▶ [TASK DIRECTIONS]: In the listing below, find every line containing "Kansas" and copy it out.

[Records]

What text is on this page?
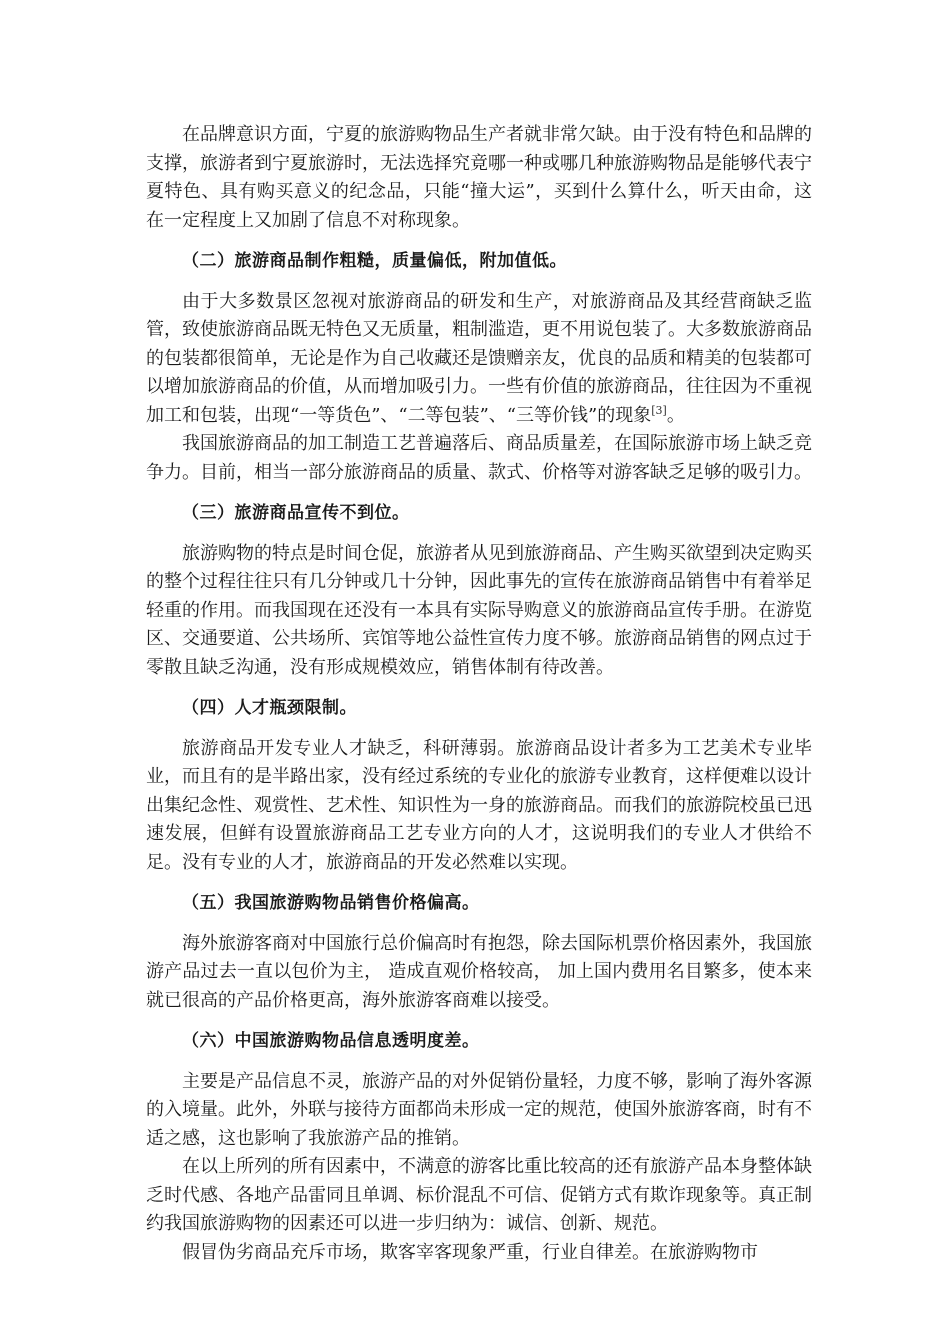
在品牌意识方面，宁夏的旅游购物品生产者就非常欠缺。由于没有特色和品牌的支撑，旅游者到宁夏旅游时，无法选择究竟哪一种或哪几种旅游购物品是能够代表宁夏特色、具有购买意义的纪念品，只能“撞大运”，买到什么算什么，听天由命，这在一定程度上又加剧了信息不对称现象。

（二）旅游商品制作粗糙，质量偏低，附加值低。

由于大多数景区忽视对旅游商品的研发和生产，对旅游商品及其经营商缺乏监管，致使旅游商品既无特色又无质量，粗制滥造，更不用说包装了。大多数旅游商品的包装都很简单，无论是作为自己收藏还是馈赠亲友，优良的品质和精美的包装都可以增加旅游商品的价值，从而增加吸引力。一些有价值的旅游商品，往往因为不重视加工和包装，出现“一等货色”、“二等包装”、“三等价钱”的现象[3]。

我国旅游商品的加工制造工艺普遍落后、商品质量差，在国际旅游市场上缺乏竞争力。目前，相当一部分旅游商品的质量、款式、价格等对游客缺乏足够的吸引力。

（三）旅游商品宣传不到位。

旅游购物的特点是时间仓促，旅游者从见到旅游商品、产生购买欲望到决定购买的整个过程往往只有几分钟或几十分钟，因此事先的宣传在旅游商品销售中有着举足轻重的作用。而我国现在还没有一本具有实际导购意义的旅游商品宣传手册。在游览区、交通要道、公共场所、宾馆等地公益性宣传力度不够。旅游商品销售的网点过于零散且缺乏沟通，没有形成规模效应，销售体制有待改善。

（四）人才瓶颈限制。

旅游商品开发专业人才缺乏，科研薄弱。旅游商品设计者多为工艺美术专业毕业，而且有的是半路出家，没有经过系统的专业化的旅游专业教育，这样便难以设计出集纪念性、观赏性、艺术性、知识性为一身的旅游商品。而我们的旅游院校虽已迅速发展，但鲜有设置旅游商品工艺专业方向的人才，这说明我们的专业人才供给不足。没有专业的人才，旅游商品的开发必然难以实现。

（五）我国旅游购物品销售价格偏高。

海外旅游客商对中国旅行总价偏高时有抱怨，除去国际机票价格因素外，我国旅游产品过去一直以包价为主， 造成直观价格较高， 加上国内费用名目繁多，使本来就已很高的产品价格更高，海外旅游客商难以接受。

（六）中国旅游购物品信息透明度差。

主要是产品信息不灵，旅游产品的对外促销份量轻，力度不够，影响了海外客源的入境量。此外，外联与接待方面都尚未形成一定的规范，使国外旅游客商，时有不适之感，这也影响了我旅游产品的推销。

在以上所列的所有因素中，不满意的游客比重比较高的还有旅游产品本身整体缺乏时代感、各地产品雷同且单调、标价混乱不可信、促销方式有欺诈现象等。真正制约我国旅游购物的因素还可以进一步归纳为：诚信、创新、规范。

假冒伪劣商品充斥市场，欺客宰客现象严重，行业自律差。在旅游购物市
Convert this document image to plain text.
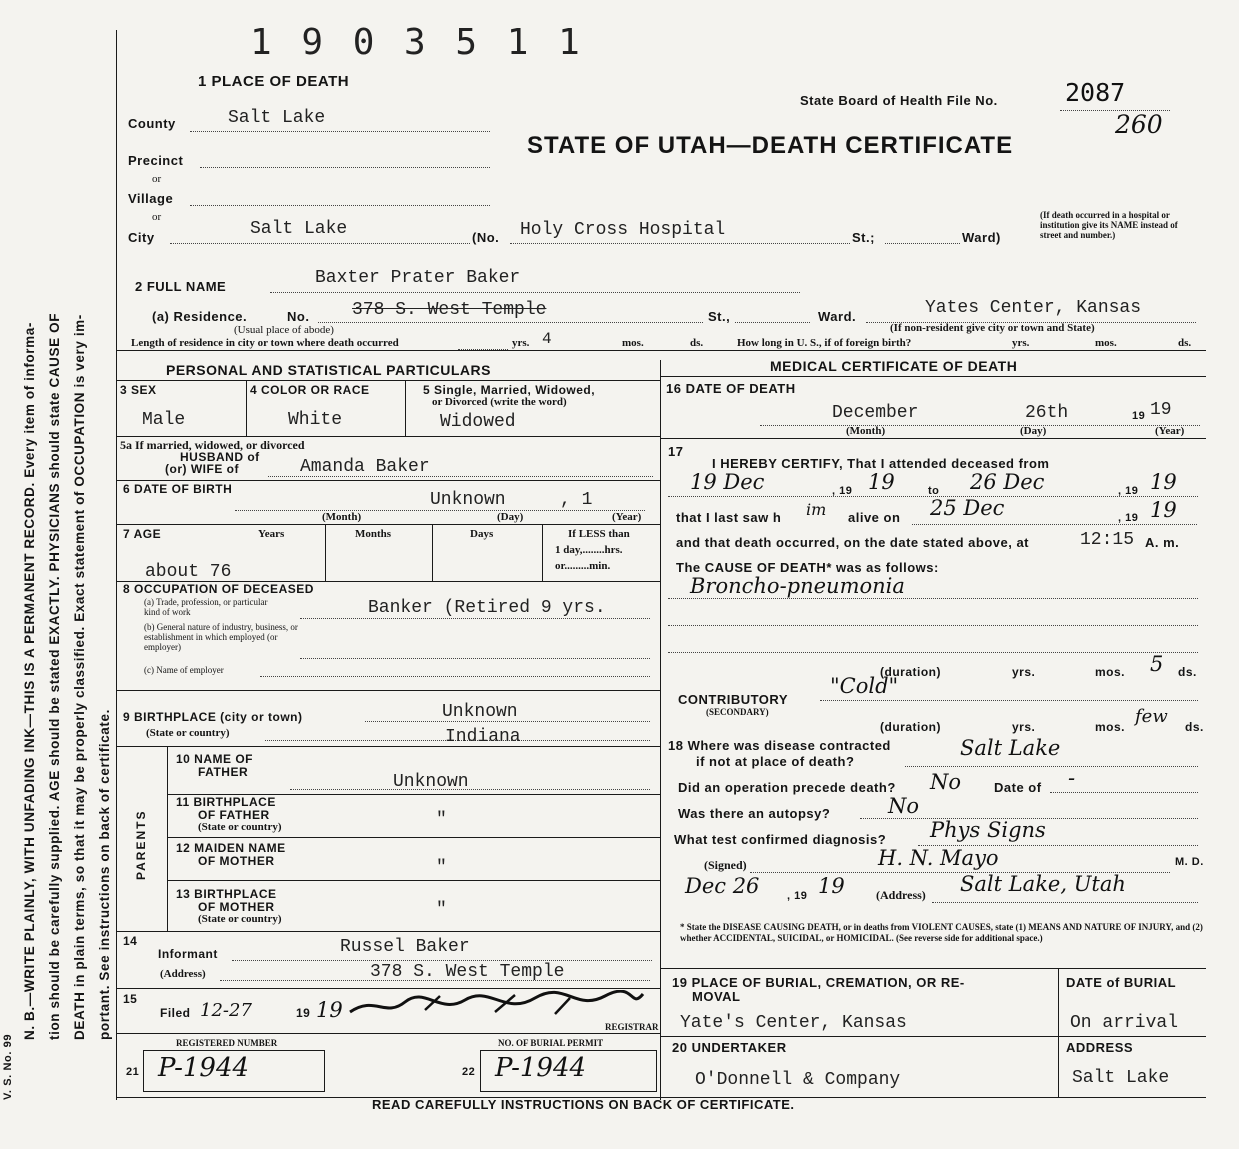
N. B.—WRITE PLAINLY, WITH UNFADING INK—THIS IS A PERMANENT RECORD. Every item of informa- tion should be carefully supplied. AGE should be stated EXACTLY. PHYSICIANS should state CAUSE OF DEATH in plain terms, so that it may be properly classified. Exact statement of OCCUPATION is very im- portant. See instructions on back of certificate.
V. S. No. 99
1 9 0 3 5 1 1
1 PLACE OF DEATH
State Board of Health File No.	2087
260
STATE OF UTAH—DEATH CERTIFICATE
County	Salt Lake
Precinct
or
Village
or
City	Salt Lake	(No. Holy Cross Hospital	St.;	Ward)
(If death occurred in a hospital or institution give its NAME instead of street and number.)
2 FULL NAME	Baxter Prater Baker
(a) Residence.	No. 378 S. West Temple	St.,	Ward.	Yates Center, Kansas
(Usual place of abode)	(If non-resident give city or town and State)
Length of residence in city or town where death occurred	4
yrs.	mos.	ds.	How long in U. S., if of foreign birth?	yrs.	mos.	ds.
PERSONAL AND STATISTICAL PARTICULARS
3 SEX
Male
4 COLOR OR RACE
White
5 Single, Married, Widowed,
or Divorced (write the word)
Widowed
5a If married, widowed, or divorced
HUSBAND of
(or) WIFE of	Amanda Baker
6 DATE OF BIRTH
Unknown	, 1
(Month)	(Day)	(Year)
7 AGE	Years	Months	Days	If LESS than
1 day,........hrs.
or.........min.
about 76
8 OCCUPATION OF DECEASED
(a) Trade, profession, or particular kind of work
(b) General nature of industry, business, or establishment in which employed (or employer)
(c) Name of employer
Banker (Retired 9 yrs.
9 BIRTHPLACE (city or town)
(State or country)
Unknown
Indiana
PARENTS
10 NAME OF
FATHER	Unknown
11 BIRTHPLACE
OF FATHER
(State or country)	"
12 MAIDEN NAME
OF MOTHER	"
13 BIRTHPLACE
OF MOTHER
(State or country)	"
14
Informant	Russel Baker
(Address)	378 S. West Temple
15
Filed 12-27	19 19
REGISTRAR
REGISTERED NUMBER	NO. OF BURIAL PERMIT
21 P-1944	22 P-1944
MEDICAL CERTIFICATE OF DEATH
16 DATE OF DEATH
December	26th	19 19
(Month)	(Day)	(Year)
17
I HEREBY CERTIFY, That I attended deceased from
19 Dec	, 19 19	to 26 Dec	, 19 19
that I last saw h im alive on 25 Dec	, 19 19
and that death occurred, on the date stated above, at	12:15 A. m.
The CAUSE OF DEATH* was as follows:
Broncho-pneumonia
(duration)	yrs.	mos. 5 ds.
CONTRIBUTORY
(SECONDARY)
"Cold"
(duration)	yrs.	mos. few ds.
18 Where was disease contracted
if not at place of death?
Salt Lake
Did an operation precede death? No	Date of -
Was there an autopsy?	No
What test confirmed diagnosis? Phys Signs
(Signed)	H. N. Mayo	M. D.
Dec 26	, 19 19	(Address) Salt Lake, Utah
* State the DISEASE CAUSING DEATH, or in deaths from VIOLENT CAUSES, state (1) MEANS AND NATURE OF INJURY, and (2) whether ACCIDENTAL, SUICIDAL, or HOMICIDAL. (See reverse side for additional space.)
19 PLACE OF BURIAL, CREMATION, OR RE-
MOVAL
Yate's Center, Kansas
DATE of BURIAL
On arrival
20 UNDERTAKER
O'Donnell & Company
ADDRESS
Salt Lake
READ CAREFULLY INSTRUCTIONS ON BACK OF CERTIFICATE.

▶ [WRITTEN RESPONSE]:
(a) Residence.	No. 378 S. West Temple	St.,	Ward.	Yates Center, Kansas
Yate's Center, Kansas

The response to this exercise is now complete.